#### [WHAT YOU NEED TO DO]
Every line of the material is to be repeated exactly as it stands.

Dataset records
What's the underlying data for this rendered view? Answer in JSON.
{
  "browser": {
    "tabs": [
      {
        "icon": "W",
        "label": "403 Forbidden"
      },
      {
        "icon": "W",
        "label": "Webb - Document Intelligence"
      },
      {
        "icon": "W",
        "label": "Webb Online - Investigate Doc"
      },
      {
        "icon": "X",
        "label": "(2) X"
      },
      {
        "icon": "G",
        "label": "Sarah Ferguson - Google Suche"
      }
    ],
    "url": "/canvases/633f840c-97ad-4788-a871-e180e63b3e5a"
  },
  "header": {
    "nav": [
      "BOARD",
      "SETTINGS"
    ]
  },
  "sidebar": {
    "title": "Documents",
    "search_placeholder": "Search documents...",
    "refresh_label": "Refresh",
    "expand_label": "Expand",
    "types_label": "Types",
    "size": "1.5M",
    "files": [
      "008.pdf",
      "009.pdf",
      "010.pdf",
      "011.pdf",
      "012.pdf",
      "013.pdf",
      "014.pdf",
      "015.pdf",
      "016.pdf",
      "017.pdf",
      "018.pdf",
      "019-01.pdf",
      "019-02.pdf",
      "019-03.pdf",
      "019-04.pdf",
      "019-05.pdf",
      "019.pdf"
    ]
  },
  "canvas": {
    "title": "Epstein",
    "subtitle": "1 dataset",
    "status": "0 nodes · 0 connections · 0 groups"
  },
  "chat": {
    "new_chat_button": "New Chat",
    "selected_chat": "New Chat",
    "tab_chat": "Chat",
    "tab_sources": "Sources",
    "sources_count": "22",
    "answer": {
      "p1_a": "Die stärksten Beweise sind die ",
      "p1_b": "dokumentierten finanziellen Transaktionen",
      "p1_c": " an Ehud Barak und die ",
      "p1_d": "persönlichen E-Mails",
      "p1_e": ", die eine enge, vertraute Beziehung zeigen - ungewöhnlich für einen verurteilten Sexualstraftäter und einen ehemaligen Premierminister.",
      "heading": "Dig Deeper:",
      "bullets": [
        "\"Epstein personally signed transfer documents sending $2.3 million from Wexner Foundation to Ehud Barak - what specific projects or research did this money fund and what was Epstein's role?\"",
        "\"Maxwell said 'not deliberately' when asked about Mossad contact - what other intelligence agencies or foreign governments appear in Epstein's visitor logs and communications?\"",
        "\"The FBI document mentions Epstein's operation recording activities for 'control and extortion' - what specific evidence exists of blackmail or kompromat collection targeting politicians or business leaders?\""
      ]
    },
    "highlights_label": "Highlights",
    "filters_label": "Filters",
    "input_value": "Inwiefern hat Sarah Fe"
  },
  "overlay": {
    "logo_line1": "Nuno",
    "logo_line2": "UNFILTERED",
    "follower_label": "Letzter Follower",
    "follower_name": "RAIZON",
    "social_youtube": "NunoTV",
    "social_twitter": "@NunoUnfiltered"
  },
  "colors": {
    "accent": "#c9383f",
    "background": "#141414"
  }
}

#### [EXERCISE SOLUTION]
What's the underlying data for this rendered view? Answer in JSON.
{
  "browser": {
    "tabs": [
      {
        "icon": "W",
        "label": "403 Forbidden"
      },
      {
        "icon": "W",
        "label": "Webb - Document Intelligence"
      },
      {
        "icon": "W",
        "label": "Webb Online - Investigate Doc"
      },
      {
        "icon": "X",
        "label": "(2) X"
      },
      {
        "icon": "G",
        "label": "Sarah Ferguson - Google Suche"
      }
    ],
    "url": "/canvases/633f840c-97ad-4788-a871-e180e63b3e5a"
  },
  "header": {
    "nav": [
      "BOARD",
      "SETTINGS"
    ]
  },
  "sidebar": {
    "title": "Documents",
    "search_placeholder": "Search documents...",
    "refresh_label": "Refresh",
    "expand_label": "Expand",
    "types_label": "Types",
    "size": "1.5M",
    "files": [
      "008.pdf",
      "009.pdf",
      "010.pdf",
      "011.pdf",
      "012.pdf",
      "013.pdf",
      "014.pdf",
      "015.pdf",
      "016.pdf",
      "017.pdf",
      "018.pdf",
      "019-01.pdf",
      "019-02.pdf",
      "019-03.pdf",
      "019-04.pdf",
      "019-05.pdf",
      "019.pdf"
    ]
  },
  "canvas": {
    "title": "Epstein",
    "subtitle": "1 dataset",
    "status": "0 nodes · 0 connections · 0 groups"
  },
  "chat": {
    "new_chat_button": "New Chat",
    "selected_chat": "New Chat",
    "tab_chat": "Chat",
    "tab_sources": "Sources",
    "sources_count": "22",
    "answer": {
      "p1_a": "Die stärksten Beweise sind die ",
      "p1_b": "dokumentierten finanziellen Transaktionen",
      "p1_c": " an Ehud Barak und die ",
      "p1_d": "persönlichen E-Mails",
      "p1_e": ", die eine enge, vertraute Beziehung zeigen - ungewöhnlich für einen verurteilten Sexualstraftäter und einen ehemaligen Premierminister.",
      "heading": "Dig Deeper:",
      "bullets": [
        "\"Epstein personally signed transfer documents sending $2.3 million from Wexner Foundation to Ehud Barak - what specific projects or research did this money fund and what was Epstein's role?\"",
        "\"Maxwell said 'not deliberately' when asked about Mossad contact - what other intelligence agencies or foreign governments appear in Epstein's visitor logs and communications?\"",
        "\"The FBI document mentions Epstein's operation recording activities for 'control and extortion' - what specific evidence exists of blackmail or kompromat collection targeting politicians or business leaders?\""
      ]
    },
    "highlights_label": "Highlights",
    "filters_label": "Filters",
    "input_value": "Inwiefern hat Sarah Fe"
  },
  "overlay": {
    "logo_line1": "Nuno",
    "logo_line2": "UNFILTERED",
    "follower_label": "Letzter Follower",
    "follower_name": "RAIZON",
    "social_youtube": "NunoTV",
    "social_twitter": "@NunoUnfiltered"
  },
  "colors": {
    "accent": "#c9383f",
    "background": "#141414"
  }
}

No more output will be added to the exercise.